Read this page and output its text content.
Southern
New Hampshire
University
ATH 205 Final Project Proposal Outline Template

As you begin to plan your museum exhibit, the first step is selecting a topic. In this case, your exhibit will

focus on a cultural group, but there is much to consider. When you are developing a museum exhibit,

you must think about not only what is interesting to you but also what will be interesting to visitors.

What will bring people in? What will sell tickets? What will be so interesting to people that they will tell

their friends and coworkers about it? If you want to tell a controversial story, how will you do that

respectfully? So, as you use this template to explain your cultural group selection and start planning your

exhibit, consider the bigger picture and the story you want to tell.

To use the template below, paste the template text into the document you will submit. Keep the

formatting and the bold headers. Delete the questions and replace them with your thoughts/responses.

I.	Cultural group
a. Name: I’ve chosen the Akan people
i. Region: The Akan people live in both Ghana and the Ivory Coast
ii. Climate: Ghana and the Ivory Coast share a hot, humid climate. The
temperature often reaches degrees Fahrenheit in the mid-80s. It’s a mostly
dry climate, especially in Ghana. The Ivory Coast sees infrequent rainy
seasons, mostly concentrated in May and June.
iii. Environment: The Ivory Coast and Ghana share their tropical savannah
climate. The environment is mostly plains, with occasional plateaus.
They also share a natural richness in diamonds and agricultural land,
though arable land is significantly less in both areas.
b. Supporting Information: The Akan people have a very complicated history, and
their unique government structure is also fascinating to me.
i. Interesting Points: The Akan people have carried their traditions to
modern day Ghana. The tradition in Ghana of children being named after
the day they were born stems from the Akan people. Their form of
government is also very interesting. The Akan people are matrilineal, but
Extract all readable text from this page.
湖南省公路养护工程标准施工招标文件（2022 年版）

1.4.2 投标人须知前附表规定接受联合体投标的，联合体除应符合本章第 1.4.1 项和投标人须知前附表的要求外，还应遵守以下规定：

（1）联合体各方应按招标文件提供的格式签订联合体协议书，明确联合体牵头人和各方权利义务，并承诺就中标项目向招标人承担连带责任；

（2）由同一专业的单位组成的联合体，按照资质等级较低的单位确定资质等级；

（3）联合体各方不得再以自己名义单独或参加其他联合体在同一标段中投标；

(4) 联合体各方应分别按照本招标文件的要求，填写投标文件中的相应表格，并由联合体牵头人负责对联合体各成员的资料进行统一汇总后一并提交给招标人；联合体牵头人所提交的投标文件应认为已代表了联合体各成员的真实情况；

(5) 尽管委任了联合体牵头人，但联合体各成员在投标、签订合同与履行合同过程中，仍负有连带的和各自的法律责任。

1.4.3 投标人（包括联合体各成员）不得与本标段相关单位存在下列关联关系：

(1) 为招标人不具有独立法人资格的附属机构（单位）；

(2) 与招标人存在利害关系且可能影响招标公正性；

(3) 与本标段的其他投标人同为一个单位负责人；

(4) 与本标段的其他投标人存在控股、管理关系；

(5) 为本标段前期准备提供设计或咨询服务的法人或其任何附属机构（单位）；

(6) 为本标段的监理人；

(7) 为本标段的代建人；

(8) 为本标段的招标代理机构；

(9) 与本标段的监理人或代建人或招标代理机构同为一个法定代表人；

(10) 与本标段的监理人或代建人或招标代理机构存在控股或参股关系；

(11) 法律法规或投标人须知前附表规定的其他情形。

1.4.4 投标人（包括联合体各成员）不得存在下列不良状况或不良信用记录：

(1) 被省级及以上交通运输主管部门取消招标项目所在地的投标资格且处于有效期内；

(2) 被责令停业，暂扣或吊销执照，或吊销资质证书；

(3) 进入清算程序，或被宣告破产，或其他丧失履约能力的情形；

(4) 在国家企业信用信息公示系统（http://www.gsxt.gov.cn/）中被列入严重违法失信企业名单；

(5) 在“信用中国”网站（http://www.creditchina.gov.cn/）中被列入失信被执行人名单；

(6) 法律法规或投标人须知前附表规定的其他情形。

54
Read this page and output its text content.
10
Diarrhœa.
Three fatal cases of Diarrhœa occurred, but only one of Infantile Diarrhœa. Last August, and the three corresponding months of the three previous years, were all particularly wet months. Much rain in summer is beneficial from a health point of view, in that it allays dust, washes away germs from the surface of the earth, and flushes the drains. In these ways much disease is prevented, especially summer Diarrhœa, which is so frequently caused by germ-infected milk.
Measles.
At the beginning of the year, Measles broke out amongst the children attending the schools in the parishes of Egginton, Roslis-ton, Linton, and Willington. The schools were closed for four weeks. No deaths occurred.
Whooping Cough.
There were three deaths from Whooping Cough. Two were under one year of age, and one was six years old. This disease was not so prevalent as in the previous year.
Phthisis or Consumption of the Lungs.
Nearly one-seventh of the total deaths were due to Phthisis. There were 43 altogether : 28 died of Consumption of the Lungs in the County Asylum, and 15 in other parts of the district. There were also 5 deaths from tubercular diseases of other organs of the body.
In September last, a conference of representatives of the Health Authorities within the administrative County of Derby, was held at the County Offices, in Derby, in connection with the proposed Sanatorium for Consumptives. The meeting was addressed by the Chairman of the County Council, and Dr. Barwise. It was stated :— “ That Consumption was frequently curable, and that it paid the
************
◆ **What the task requires**
State the number of lines in the records that contain the string "were", and nothing more.

◆ **The solution**
5